Short task: Scan the records and identify every line in which the string "güçlük" occurs, then return those lines.

Exercise materials:
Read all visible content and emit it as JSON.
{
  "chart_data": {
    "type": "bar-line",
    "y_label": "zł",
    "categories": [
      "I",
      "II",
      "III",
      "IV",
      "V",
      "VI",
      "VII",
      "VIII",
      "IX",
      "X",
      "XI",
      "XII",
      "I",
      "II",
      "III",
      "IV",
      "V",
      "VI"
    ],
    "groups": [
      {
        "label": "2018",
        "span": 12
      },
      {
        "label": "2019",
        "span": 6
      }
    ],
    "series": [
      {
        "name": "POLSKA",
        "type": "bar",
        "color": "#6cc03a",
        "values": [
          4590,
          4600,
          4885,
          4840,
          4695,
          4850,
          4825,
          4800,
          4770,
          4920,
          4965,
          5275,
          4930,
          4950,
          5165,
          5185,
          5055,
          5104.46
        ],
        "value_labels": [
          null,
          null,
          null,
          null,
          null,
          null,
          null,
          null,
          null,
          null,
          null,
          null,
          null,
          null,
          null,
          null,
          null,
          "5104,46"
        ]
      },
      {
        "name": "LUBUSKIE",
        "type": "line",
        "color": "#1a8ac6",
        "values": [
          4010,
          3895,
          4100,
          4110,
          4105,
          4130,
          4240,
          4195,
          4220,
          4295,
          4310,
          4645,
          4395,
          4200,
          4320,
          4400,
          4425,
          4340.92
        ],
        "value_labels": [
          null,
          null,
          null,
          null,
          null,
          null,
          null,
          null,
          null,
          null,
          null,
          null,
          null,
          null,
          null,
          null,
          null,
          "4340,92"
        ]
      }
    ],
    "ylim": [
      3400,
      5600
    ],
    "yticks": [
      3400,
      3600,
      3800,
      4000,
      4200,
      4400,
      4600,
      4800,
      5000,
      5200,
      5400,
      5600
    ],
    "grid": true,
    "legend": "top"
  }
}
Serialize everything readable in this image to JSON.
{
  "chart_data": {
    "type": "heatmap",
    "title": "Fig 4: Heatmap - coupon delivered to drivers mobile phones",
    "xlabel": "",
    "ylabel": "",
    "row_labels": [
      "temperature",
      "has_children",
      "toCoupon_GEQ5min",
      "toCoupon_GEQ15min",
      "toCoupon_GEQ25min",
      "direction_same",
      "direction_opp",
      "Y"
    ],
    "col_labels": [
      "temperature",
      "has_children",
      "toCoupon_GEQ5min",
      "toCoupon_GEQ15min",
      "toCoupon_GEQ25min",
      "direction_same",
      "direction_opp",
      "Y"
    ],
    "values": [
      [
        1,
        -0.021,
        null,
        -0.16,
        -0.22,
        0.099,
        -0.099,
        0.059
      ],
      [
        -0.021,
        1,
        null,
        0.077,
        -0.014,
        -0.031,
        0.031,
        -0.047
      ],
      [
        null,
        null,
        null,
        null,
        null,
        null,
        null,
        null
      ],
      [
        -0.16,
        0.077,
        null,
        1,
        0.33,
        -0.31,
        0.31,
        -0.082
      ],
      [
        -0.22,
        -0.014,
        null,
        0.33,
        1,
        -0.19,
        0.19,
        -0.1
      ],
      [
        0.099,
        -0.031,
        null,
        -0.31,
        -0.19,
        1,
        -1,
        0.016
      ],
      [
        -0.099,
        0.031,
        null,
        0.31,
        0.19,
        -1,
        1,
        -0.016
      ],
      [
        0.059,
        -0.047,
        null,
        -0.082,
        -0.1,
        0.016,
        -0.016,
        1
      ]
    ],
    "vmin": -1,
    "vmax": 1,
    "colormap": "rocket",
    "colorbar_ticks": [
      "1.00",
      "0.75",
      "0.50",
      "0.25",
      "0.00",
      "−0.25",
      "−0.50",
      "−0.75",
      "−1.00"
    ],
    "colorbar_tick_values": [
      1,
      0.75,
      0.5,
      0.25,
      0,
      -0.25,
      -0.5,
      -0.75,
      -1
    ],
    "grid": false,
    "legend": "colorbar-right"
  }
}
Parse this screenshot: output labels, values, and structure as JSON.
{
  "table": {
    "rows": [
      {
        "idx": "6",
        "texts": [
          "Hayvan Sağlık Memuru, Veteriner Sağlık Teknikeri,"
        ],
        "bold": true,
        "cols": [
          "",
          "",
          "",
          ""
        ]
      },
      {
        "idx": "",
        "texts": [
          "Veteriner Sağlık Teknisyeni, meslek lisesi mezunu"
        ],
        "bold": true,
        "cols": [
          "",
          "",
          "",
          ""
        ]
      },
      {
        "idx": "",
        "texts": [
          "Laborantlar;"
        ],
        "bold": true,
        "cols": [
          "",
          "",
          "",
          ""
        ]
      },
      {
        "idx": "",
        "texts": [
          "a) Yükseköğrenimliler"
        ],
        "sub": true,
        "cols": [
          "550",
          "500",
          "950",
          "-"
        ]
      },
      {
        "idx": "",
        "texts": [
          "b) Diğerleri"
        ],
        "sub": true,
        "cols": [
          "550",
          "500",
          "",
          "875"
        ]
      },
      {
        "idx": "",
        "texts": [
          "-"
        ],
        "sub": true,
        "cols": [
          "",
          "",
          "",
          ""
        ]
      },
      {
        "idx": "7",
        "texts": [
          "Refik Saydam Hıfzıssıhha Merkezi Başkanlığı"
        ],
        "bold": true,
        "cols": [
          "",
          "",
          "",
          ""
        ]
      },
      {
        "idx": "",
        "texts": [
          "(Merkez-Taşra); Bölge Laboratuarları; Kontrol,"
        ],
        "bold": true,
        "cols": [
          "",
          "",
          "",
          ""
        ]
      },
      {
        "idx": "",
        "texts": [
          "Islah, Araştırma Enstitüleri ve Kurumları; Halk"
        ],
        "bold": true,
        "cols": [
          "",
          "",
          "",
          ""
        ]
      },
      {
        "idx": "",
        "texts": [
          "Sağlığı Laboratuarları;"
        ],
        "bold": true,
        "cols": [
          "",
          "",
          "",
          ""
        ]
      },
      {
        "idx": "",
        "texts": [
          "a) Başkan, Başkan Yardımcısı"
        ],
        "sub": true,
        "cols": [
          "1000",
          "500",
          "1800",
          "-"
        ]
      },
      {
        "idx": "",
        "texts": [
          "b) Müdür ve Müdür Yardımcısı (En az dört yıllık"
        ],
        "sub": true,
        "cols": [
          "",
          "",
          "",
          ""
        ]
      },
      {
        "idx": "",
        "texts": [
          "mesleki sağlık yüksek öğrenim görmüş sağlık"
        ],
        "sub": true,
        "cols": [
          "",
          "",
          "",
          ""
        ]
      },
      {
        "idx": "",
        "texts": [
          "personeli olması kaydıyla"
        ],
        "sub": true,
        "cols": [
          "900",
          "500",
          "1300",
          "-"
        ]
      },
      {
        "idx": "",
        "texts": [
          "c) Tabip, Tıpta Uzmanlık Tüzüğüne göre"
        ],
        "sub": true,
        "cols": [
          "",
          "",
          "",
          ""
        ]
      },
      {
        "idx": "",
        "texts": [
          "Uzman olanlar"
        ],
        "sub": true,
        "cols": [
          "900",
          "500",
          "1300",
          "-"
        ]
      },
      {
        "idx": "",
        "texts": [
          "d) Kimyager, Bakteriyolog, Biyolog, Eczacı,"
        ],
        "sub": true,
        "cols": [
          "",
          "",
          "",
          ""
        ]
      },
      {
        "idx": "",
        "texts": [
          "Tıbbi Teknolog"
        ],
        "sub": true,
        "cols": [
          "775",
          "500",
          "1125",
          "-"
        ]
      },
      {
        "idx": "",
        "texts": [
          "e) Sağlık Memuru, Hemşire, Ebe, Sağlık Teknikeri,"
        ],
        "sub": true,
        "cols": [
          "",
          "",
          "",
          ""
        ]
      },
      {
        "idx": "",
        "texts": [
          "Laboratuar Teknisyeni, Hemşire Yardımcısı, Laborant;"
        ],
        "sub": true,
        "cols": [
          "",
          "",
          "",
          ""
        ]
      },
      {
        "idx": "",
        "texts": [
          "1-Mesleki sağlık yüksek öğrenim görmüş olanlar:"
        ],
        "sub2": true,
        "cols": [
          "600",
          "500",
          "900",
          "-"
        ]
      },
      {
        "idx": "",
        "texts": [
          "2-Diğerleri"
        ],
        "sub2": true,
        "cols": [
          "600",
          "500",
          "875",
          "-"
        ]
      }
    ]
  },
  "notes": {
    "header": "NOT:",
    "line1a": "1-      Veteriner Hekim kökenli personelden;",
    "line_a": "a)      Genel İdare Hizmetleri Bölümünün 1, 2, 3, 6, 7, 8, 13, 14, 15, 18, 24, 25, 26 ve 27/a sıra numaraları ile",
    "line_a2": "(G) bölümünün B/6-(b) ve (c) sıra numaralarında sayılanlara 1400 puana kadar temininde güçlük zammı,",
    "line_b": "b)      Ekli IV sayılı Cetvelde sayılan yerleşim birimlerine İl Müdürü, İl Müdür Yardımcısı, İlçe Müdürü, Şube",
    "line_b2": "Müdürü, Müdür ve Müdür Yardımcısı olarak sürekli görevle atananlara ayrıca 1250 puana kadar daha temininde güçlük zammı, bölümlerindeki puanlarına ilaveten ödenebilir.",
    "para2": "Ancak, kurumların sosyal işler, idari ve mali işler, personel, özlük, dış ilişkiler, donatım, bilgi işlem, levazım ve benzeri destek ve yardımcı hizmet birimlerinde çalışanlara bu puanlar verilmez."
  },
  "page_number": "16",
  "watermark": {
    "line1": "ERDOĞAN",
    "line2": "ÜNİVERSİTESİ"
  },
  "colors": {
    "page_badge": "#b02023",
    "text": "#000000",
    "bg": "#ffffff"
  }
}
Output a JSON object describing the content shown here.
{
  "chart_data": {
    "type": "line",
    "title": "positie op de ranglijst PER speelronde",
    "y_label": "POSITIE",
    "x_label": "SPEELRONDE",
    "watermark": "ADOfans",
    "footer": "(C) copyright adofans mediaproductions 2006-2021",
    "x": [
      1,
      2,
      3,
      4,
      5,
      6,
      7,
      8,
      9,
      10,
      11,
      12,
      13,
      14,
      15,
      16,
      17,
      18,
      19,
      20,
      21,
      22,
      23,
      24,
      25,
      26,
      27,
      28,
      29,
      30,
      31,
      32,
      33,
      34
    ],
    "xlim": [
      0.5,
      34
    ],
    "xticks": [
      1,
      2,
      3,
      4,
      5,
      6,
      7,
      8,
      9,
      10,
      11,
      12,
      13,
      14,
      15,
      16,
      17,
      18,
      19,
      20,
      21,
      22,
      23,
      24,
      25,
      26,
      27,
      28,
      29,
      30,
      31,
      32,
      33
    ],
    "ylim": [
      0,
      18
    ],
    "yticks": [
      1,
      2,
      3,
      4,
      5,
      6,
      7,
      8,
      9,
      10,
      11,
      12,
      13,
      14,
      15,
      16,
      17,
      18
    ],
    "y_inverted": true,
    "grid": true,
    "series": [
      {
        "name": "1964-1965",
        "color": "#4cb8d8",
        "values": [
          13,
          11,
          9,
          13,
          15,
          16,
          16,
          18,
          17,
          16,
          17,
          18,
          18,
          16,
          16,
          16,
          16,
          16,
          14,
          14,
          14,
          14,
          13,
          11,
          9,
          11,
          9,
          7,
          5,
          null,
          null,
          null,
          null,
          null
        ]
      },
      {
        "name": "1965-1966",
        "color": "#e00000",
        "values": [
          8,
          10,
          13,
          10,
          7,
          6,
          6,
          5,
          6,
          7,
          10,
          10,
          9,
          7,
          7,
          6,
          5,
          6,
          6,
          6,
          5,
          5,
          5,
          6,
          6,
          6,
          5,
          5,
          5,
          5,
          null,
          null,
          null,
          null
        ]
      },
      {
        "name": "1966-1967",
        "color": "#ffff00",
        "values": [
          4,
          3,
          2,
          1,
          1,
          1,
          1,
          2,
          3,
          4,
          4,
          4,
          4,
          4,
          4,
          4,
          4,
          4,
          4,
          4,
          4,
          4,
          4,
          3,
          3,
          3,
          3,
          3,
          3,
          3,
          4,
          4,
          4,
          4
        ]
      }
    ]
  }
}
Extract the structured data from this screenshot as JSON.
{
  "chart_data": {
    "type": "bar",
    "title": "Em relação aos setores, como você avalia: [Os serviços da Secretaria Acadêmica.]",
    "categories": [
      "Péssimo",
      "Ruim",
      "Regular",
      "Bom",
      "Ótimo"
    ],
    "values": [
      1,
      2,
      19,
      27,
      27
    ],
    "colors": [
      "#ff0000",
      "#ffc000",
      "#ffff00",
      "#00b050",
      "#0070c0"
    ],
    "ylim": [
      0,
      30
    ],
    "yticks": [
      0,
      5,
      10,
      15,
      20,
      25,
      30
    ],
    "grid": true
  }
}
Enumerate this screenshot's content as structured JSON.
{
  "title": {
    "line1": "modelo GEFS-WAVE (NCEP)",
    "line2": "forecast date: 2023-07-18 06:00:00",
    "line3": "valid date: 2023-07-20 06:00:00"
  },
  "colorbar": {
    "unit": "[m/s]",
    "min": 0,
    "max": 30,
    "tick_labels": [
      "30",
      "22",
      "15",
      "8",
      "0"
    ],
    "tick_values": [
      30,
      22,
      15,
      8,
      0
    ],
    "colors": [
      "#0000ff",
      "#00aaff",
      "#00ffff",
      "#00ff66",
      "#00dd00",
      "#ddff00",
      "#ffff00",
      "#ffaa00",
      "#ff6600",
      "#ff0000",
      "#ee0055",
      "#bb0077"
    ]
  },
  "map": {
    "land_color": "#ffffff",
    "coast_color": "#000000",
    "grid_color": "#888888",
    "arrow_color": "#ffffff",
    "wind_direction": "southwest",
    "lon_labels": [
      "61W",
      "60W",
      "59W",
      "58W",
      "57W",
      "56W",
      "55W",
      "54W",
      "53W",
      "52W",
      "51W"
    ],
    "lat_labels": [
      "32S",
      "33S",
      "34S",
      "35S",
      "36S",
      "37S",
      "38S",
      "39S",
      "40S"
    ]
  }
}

Task output:
    "line_a2": "(G) bölümünün B/6-(b) ve (c) sıra numaralarında sayılanlara 1400 puana kadar temininde güçlük zammı,",
    "line_b2": "Müdürü, Müdür ve Müdür Yardımcısı olarak sürekli görevle atananlara ayrıca 1250 puana kadar daha temininde güçlük zammı, bölümlerindeki puanlarına ilaveten ödenebilir.",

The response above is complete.